** Problem requirements **
Copy the entries below exactly as they appear, everything from the line containing "status-system-icons: 📶 .ıl" down to the line containing "audio-message[interactable]: 0:10 09:41✓✓: [68, 824, 442, 896]", with both of those lines included.

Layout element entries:
§ §
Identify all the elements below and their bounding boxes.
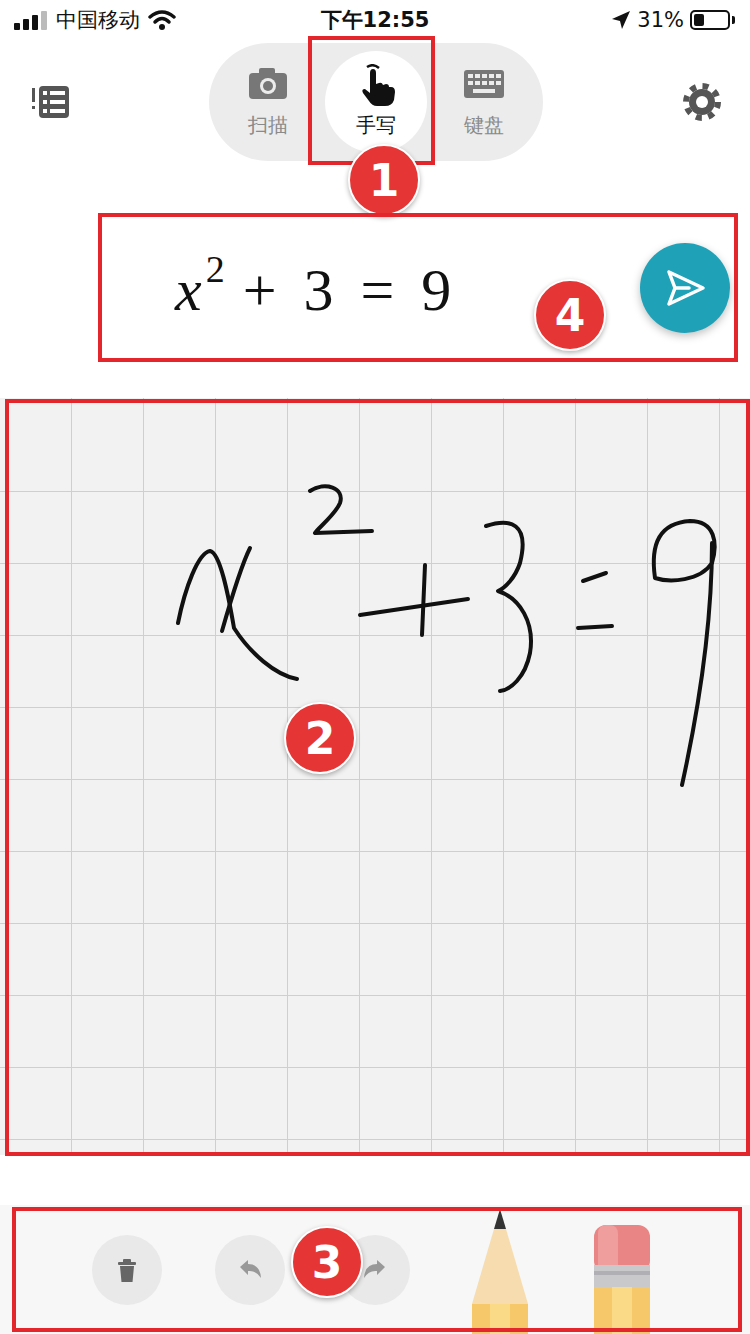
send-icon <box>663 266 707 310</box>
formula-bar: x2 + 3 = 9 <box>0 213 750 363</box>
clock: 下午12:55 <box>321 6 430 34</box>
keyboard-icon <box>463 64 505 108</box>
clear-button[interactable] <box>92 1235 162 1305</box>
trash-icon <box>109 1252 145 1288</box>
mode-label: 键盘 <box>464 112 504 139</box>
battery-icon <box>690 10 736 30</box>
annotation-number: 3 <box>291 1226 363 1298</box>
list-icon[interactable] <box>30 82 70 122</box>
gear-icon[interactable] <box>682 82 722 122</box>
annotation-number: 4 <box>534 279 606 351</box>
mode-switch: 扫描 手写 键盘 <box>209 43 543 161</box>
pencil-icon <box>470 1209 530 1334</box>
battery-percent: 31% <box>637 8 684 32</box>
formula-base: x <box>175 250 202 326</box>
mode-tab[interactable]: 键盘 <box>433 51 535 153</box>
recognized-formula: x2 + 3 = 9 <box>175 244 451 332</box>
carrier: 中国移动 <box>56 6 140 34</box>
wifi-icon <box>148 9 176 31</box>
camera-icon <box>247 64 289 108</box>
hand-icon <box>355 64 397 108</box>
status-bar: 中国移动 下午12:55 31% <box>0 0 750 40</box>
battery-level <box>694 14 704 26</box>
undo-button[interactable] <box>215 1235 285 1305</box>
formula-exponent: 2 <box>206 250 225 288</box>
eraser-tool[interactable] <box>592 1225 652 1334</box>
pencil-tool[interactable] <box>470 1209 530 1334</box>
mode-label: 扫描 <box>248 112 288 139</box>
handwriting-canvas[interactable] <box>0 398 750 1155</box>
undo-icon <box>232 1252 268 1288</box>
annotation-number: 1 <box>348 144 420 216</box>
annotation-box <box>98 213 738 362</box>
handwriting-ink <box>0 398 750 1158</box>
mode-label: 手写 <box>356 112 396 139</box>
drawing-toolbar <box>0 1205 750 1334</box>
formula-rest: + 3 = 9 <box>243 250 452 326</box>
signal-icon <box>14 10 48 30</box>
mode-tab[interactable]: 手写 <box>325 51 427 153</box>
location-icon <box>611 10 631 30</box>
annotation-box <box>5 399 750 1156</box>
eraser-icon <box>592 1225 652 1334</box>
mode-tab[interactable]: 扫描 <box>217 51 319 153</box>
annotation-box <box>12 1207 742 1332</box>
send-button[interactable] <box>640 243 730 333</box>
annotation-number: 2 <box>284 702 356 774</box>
§ §
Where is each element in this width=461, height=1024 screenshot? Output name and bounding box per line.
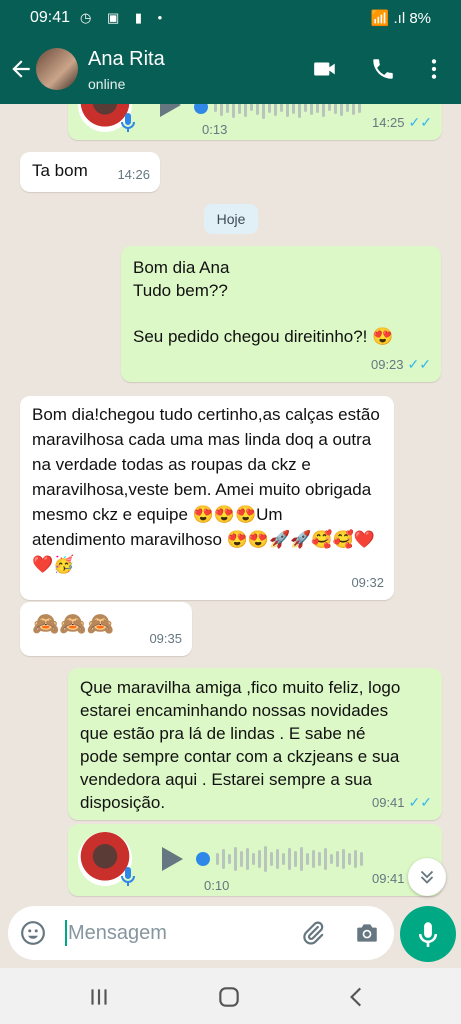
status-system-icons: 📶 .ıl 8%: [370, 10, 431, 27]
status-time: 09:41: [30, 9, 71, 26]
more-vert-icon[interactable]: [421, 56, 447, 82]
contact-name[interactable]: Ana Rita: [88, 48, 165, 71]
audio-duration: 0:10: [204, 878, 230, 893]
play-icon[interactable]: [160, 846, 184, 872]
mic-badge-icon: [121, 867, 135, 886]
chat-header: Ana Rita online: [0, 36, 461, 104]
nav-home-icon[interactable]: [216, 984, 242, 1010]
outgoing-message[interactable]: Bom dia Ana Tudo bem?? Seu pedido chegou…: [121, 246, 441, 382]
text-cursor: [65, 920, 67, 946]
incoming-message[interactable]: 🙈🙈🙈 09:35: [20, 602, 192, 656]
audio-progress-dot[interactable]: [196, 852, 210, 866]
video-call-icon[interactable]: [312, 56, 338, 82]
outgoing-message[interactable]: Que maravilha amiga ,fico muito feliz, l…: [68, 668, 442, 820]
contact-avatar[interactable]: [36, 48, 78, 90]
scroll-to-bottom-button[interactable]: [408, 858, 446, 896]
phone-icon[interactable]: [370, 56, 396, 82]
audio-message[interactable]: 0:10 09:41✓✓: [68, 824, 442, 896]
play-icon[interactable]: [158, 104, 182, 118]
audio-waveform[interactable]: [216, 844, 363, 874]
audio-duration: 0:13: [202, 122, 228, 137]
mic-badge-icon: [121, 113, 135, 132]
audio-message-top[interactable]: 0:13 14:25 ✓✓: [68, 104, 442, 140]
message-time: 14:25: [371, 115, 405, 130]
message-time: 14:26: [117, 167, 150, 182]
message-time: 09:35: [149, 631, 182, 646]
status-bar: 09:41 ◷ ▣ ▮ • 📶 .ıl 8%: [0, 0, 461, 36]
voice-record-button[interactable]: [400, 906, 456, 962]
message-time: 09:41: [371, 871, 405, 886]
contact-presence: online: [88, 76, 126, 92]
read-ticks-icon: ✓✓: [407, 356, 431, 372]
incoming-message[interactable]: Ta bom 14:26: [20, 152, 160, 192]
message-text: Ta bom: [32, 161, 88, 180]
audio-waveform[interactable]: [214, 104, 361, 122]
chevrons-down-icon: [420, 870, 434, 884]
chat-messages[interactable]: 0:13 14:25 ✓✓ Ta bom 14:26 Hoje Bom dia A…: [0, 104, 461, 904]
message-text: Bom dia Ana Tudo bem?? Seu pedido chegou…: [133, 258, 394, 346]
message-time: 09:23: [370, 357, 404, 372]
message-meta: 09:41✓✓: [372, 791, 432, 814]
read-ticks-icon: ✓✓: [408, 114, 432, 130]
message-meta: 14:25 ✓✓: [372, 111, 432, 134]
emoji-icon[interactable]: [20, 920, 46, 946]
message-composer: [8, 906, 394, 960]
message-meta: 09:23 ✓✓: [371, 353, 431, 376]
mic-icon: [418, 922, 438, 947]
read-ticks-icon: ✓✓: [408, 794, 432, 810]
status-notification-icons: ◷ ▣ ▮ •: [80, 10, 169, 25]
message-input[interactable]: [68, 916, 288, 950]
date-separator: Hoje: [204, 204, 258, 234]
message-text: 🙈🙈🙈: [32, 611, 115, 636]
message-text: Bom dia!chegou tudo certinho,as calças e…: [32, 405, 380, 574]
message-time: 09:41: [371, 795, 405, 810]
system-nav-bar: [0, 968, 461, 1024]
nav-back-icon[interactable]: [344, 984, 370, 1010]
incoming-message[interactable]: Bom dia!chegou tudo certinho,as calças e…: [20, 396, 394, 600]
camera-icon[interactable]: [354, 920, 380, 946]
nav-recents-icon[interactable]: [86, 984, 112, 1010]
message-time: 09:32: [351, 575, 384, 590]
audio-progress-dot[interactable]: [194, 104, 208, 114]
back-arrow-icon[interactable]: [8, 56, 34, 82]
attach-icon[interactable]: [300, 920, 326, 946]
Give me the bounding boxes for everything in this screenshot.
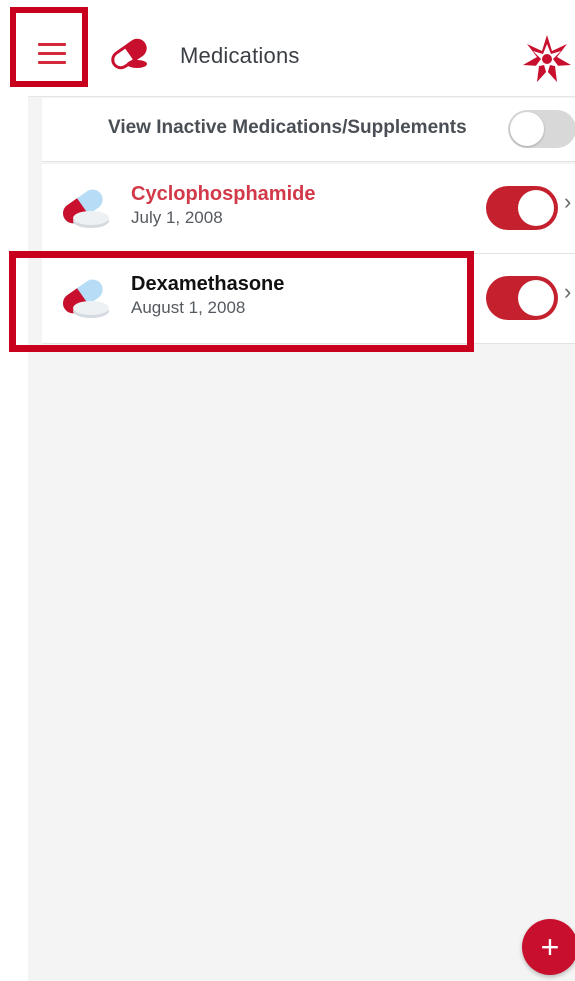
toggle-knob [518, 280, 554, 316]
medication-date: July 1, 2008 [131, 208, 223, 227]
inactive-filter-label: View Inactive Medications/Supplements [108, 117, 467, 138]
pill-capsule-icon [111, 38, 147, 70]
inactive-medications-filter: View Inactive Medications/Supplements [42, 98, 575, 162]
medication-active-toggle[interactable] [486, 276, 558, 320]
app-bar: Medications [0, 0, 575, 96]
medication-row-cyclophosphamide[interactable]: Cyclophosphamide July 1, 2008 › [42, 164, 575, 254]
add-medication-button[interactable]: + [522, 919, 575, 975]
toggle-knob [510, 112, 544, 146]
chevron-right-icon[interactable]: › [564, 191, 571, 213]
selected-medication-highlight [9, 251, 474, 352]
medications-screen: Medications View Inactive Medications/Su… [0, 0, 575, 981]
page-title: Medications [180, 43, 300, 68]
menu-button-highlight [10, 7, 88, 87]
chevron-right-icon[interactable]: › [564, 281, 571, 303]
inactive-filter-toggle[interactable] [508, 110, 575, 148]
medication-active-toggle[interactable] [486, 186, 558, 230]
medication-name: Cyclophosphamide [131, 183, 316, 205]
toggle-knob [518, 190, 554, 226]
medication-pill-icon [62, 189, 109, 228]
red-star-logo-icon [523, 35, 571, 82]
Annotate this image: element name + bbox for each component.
§ §
** Written answer **
status-system-icons: 📶 .ıl 8%: [370, 10, 431, 27]
status-time: 09:41: [30, 9, 71, 26]
more-vert-icon[interactable]: [421, 56, 447, 82]
contact-name[interactable]: Ana Rita: [88, 48, 165, 71]
audio-duration: 0:10: [204, 878, 230, 893]
play-icon[interactable]: [160, 846, 184, 872]
mic-badge-icon: [121, 867, 135, 886]
chat-header: Ana Rita online: [0, 36, 461, 104]
nav-home-icon[interactable]: [216, 984, 242, 1010]
outgoing-message[interactable]: Bom dia Ana Tudo bem?? Seu pedido chegou…: [121, 246, 441, 382]
text-cursor: [65, 920, 67, 946]
incoming-message[interactable]: 🙈🙈🙈 09:35: [20, 602, 192, 656]
audio-progress-dot[interactable]: [196, 852, 210, 866]
video-call-icon[interactable]: [312, 56, 338, 82]
outgoing-message[interactable]: Que maravilha amiga ,fico muito feliz, l…: [68, 668, 442, 820]
contact-avatar[interactable]: [36, 48, 78, 90]
scroll-to-bottom-button[interactable]: [408, 858, 446, 896]
phone-icon[interactable]: [370, 56, 396, 82]
audio-message[interactable]: 0:10 09:41✓✓: [68, 824, 442, 896]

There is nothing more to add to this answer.